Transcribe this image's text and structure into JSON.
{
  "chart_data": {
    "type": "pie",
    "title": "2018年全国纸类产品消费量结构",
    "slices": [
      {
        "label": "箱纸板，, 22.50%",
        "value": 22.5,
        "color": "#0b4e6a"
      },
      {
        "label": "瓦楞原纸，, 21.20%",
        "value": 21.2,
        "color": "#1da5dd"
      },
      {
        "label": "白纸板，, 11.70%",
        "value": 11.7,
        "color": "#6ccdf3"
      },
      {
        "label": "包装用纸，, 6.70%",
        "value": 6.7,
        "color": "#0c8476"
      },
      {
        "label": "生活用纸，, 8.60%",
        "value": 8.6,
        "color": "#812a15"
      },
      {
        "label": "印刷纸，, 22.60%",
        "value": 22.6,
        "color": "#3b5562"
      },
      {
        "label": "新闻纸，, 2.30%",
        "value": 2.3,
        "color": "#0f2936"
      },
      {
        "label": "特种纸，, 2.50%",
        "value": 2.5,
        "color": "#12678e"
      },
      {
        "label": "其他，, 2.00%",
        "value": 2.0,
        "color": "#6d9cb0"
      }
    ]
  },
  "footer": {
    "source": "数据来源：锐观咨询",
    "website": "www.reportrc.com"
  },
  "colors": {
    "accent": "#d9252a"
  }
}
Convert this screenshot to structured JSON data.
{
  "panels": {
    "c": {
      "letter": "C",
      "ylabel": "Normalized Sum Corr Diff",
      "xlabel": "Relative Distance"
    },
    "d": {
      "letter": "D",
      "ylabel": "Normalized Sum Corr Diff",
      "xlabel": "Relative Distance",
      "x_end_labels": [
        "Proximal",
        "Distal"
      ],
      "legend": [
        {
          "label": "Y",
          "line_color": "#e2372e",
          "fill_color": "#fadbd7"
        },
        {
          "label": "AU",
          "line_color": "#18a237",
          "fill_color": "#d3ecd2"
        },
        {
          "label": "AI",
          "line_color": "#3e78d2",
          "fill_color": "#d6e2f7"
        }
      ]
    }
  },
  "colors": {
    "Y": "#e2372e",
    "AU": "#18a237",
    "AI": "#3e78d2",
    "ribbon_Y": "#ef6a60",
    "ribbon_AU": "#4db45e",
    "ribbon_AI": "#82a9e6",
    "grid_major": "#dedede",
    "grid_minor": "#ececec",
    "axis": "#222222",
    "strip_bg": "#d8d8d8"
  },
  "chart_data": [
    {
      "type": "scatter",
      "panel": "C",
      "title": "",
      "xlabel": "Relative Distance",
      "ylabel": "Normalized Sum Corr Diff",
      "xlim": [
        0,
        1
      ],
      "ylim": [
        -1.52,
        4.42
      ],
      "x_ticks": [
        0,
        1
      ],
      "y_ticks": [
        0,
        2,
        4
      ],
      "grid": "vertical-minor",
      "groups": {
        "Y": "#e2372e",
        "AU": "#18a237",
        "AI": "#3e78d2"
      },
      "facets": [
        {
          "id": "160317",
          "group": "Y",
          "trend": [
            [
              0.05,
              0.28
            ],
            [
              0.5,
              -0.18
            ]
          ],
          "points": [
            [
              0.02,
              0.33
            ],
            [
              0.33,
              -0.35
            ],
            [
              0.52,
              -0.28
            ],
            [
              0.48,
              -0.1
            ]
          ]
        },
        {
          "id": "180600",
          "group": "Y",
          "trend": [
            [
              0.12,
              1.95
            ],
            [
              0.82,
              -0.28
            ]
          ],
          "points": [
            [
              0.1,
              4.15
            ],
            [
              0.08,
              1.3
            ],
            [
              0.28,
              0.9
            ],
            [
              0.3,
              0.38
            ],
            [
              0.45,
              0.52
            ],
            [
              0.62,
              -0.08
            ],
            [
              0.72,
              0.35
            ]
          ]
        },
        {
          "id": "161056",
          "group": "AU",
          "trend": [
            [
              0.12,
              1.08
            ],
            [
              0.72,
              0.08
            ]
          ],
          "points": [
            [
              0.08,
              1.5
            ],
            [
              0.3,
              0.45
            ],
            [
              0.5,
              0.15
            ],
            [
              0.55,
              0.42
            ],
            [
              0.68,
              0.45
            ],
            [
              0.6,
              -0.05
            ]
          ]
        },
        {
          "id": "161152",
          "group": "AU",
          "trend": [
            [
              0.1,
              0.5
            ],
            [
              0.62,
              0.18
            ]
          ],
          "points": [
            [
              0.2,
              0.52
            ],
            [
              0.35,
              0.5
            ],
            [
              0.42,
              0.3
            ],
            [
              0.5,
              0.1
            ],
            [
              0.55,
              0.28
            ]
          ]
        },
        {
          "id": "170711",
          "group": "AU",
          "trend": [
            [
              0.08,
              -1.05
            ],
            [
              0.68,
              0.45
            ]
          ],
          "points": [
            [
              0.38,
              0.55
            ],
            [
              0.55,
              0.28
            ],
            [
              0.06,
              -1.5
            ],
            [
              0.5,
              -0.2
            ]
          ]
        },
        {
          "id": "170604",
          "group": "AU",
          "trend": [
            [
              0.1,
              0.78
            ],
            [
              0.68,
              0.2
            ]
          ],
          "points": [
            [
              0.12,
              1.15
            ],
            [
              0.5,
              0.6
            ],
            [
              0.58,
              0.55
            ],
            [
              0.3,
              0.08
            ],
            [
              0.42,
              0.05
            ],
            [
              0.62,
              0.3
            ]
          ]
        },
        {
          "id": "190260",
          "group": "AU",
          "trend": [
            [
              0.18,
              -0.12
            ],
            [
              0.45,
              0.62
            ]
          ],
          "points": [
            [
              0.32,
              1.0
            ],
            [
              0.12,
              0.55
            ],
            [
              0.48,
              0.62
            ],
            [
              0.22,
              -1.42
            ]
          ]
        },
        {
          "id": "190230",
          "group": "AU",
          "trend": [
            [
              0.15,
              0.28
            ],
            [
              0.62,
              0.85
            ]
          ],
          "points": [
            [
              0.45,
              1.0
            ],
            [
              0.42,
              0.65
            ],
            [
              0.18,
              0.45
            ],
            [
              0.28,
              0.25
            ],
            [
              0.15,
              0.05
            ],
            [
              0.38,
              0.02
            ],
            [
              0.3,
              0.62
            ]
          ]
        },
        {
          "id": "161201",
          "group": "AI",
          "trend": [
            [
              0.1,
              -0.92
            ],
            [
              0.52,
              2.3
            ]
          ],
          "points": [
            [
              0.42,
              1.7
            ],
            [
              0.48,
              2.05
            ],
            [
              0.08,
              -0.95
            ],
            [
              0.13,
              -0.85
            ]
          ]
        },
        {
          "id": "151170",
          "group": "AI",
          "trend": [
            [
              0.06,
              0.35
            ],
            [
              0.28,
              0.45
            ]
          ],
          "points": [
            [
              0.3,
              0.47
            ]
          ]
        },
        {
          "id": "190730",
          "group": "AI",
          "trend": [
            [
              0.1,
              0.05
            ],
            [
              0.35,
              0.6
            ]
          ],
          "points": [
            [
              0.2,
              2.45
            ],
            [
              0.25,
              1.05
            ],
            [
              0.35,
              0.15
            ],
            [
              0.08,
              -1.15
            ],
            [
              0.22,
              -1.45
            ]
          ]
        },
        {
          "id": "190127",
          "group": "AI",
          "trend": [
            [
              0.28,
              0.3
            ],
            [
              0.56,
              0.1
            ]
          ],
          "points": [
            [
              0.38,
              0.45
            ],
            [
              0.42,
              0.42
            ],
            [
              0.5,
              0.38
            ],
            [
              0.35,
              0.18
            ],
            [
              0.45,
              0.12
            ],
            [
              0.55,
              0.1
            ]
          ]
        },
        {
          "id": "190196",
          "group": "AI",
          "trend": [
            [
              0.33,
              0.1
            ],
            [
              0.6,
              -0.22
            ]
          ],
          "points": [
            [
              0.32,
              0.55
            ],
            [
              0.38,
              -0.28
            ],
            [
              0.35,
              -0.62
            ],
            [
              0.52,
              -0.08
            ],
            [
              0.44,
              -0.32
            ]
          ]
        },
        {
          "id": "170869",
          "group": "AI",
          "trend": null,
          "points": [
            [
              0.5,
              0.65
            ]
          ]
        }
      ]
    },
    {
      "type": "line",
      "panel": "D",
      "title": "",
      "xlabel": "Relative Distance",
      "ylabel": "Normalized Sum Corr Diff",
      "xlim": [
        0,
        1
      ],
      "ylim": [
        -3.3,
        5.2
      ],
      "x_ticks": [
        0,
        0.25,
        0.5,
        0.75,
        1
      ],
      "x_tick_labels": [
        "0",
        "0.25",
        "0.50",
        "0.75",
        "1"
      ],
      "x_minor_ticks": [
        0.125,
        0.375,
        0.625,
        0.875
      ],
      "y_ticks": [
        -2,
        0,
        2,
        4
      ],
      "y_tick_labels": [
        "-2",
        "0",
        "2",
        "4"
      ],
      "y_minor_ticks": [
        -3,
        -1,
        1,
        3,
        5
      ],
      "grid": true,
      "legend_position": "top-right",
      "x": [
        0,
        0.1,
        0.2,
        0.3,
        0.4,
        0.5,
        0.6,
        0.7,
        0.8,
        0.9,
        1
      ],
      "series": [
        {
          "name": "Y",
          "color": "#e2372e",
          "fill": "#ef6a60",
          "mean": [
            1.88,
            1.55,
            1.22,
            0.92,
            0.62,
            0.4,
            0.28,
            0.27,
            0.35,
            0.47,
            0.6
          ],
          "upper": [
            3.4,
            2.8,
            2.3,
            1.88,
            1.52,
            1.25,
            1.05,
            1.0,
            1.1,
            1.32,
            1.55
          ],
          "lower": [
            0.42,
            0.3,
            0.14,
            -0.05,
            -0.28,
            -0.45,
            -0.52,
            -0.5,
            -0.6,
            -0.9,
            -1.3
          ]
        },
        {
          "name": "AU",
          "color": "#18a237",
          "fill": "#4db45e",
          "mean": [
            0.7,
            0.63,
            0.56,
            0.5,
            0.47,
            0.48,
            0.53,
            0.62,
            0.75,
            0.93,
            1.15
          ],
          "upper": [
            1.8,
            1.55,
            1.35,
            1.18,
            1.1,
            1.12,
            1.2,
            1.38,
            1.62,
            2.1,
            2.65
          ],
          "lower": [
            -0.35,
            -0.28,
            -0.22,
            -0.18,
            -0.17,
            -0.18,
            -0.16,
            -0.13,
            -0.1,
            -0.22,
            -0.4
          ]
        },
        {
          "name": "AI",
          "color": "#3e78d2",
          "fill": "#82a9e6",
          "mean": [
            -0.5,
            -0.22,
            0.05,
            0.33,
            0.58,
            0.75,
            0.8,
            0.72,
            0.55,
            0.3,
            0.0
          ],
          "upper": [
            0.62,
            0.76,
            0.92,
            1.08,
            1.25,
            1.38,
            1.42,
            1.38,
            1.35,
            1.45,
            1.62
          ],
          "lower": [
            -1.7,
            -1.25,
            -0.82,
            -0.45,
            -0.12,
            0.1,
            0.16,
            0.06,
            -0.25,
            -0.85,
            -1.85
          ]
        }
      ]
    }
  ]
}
________________
TASK STATEMENT
State the count of lines above containing the string "JSON", and add nothing to it.

RESPONSE TO THIS EXERCISE
2